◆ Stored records
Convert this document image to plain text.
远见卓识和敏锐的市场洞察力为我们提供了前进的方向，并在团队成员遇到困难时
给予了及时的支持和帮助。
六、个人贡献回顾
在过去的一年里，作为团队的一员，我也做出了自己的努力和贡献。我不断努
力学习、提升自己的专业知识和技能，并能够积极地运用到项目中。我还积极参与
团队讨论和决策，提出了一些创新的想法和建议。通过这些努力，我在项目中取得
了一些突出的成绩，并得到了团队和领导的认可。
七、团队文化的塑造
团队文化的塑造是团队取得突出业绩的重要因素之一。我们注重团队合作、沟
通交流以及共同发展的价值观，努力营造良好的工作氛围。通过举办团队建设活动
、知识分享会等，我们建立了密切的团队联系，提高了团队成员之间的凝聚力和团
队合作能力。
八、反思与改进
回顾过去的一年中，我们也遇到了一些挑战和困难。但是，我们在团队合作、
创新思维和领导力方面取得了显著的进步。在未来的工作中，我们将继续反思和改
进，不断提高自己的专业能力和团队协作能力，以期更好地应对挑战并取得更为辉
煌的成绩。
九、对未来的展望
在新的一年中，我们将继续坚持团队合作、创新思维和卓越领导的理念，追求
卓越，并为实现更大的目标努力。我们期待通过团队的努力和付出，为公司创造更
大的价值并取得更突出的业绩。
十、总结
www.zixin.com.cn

◆ Direction
Print every line of the records exactly. Omit nothing.

◆ Completed task
Convert this document image to plain text.
远见卓识和敏锐的市场洞察力为我们提供了前进的方向，并在团队成员遇到困难时
给予了及时的支持和帮助。
六、个人贡献回顾
在过去的一年里，作为团队的一员，我也做出了自己的努力和贡献。我不断努
力学习、提升自己的专业知识和技能，并能够积极地运用到项目中。我还积极参与
团队讨论和决策，提出了一些创新的想法和建议。通过这些努力，我在项目中取得
了一些突出的成绩，并得到了团队和领导的认可。
七、团队文化的塑造
团队文化的塑造是团队取得突出业绩的重要因素之一。我们注重团队合作、沟
通交流以及共同发展的价值观，努力营造良好的工作氛围。通过举办团队建设活动
、知识分享会等，我们建立了密切的团队联系，提高了团队成员之间的凝聚力和团
队合作能力。
八、反思与改进
回顾过去的一年中，我们也遇到了一些挑战和困难。但是，我们在团队合作、
创新思维和领导力方面取得了显著的进步。在未来的工作中，我们将继续反思和改
进，不断提高自己的专业能力和团队协作能力，以期更好地应对挑战并取得更为辉
煌的成绩。
九、对未来的展望
在新的一年中，我们将继续坚持团队合作、创新思维和卓越领导的理念，追求
卓越，并为实现更大的目标努力。我们期待通过团队的努力和付出，为公司创造更
大的价值并取得更突出的业绩。
十、总结
www.zixin.com.cn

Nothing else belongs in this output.